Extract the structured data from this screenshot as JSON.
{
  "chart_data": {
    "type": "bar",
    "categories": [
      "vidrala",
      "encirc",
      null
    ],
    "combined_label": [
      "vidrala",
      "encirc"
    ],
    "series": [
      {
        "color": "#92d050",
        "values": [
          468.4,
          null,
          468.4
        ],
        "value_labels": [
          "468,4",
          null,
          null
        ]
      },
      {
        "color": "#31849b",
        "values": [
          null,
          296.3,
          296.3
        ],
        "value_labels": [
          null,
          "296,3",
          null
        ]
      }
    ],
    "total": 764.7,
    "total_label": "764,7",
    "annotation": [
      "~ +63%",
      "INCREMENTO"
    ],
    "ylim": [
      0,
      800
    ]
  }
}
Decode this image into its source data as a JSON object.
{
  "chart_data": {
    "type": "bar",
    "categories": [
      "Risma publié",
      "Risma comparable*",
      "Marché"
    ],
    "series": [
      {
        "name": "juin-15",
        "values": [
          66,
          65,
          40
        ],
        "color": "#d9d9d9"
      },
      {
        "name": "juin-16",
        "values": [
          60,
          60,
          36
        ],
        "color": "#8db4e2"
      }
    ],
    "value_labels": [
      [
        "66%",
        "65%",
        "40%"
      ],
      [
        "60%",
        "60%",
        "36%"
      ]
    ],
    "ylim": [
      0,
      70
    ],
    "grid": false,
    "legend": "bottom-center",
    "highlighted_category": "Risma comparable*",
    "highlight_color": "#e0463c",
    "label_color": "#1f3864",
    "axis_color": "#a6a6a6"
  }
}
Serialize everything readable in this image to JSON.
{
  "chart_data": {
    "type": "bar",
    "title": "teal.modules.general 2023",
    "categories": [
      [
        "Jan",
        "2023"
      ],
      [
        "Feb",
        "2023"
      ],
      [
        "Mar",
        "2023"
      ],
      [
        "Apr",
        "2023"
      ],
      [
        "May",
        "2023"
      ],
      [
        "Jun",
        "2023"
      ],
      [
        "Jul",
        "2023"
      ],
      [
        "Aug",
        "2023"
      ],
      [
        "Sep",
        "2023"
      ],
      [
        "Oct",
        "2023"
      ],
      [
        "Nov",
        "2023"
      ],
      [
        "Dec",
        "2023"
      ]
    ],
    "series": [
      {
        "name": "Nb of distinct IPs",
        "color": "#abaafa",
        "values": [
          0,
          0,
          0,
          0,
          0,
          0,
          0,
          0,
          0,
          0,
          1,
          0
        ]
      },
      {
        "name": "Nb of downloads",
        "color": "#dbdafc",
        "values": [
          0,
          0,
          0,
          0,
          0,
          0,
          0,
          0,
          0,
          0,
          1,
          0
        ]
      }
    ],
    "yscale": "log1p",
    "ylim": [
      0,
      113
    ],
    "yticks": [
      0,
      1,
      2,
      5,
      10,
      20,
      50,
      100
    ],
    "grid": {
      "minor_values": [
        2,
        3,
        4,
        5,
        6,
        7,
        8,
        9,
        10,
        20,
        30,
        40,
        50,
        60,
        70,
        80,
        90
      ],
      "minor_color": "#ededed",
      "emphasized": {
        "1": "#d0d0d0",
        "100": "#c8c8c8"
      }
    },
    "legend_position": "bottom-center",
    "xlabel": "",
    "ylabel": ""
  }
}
--------
### GOAL
Transcribe every record above exactly as it appears.

### SOLUTION
Extract the structured data from this screenshot as JSON.
{
  "chart_data": {
    "type": "bar",
    "categories": [
      "vidrala",
      "encirc",
      null
    ],
    "combined_label": [
      "vidrala",
      "encirc"
    ],
    "series": [
      {
        "color": "#92d050",
        "values": [
          468.4,
          null,
          468.4
        ],
        "value_labels": [
          "468,4",
          null,
          null
        ]
      },
      {
        "color": "#31849b",
        "values": [
          null,
          296.3,
          296.3
        ],
        "value_labels": [
          null,
          "296,3",
          null
        ]
      }
    ],
    "total": 764.7,
    "total_label": "764,7",
    "annotation": [
      "~ +63%",
      "INCREMENTO"
    ],
    "ylim": [
      0,
      800
    ]
  }
}
Decode this image into its source data as a JSON object.
{
  "chart_data": {
    "type": "bar",
    "categories": [
      "Risma publié",
      "Risma comparable*",
      "Marché"
    ],
    "series": [
      {
        "name": "juin-15",
        "values": [
          66,
          65,
          40
        ],
        "color": "#d9d9d9"
      },
      {
        "name": "juin-16",
        "values": [
          60,
          60,
          36
        ],
        "color": "#8db4e2"
      }
    ],
    "value_labels": [
      [
        "66%",
        "65%",
        "40%"
      ],
      [
        "60%",
        "60%",
        "36%"
      ]
    ],
    "ylim": [
      0,
      70
    ],
    "grid": false,
    "legend": "bottom-center",
    "highlighted_category": "Risma comparable*",
    "highlight_color": "#e0463c",
    "label_color": "#1f3864",
    "axis_color": "#a6a6a6"
  }
}
Serialize everything readable in this image to JSON.
{
  "chart_data": {
    "type": "bar",
    "title": "teal.modules.general 2023",
    "categories": [
      [
        "Jan",
        "2023"
      ],
      [
        "Feb",
        "2023"
      ],
      [
        "Mar",
        "2023"
      ],
      [
        "Apr",
        "2023"
      ],
      [
        "May",
        "2023"
      ],
      [
        "Jun",
        "2023"
      ],
      [
        "Jul",
        "2023"
      ],
      [
        "Aug",
        "2023"
      ],
      [
        "Sep",
        "2023"
      ],
      [
        "Oct",
        "2023"
      ],
      [
        "Nov",
        "2023"
      ],
      [
        "Dec",
        "2023"
      ]
    ],
    "series": [
      {
        "name": "Nb of distinct IPs",
        "color": "#abaafa",
        "values": [
          0,
          0,
          0,
          0,
          0,
          0,
          0,
          0,
          0,
          0,
          1,
          0
        ]
      },
      {
        "name": "Nb of downloads",
        "color": "#dbdafc",
        "values": [
          0,
          0,
          0,
          0,
          0,
          0,
          0,
          0,
          0,
          0,
          1,
          0
        ]
      }
    ],
    "yscale": "log1p",
    "ylim": [
      0,
      113
    ],
    "yticks": [
      0,
      1,
      2,
      5,
      10,
      20,
      50,
      100
    ],
    "grid": {
      "minor_values": [
        2,
        3,
        4,
        5,
        6,
        7,
        8,
        9,
        10,
        20,
        30,
        40,
        50,
        60,
        70,
        80,
        90
      ],
      "minor_color": "#ededed",
      "emphasized": {
        "1": "#d0d0d0",
        "100": "#c8c8c8"
      }
    },
    "legend_position": "bottom-center",
    "xlabel": "",
    "ylabel": ""
  }
}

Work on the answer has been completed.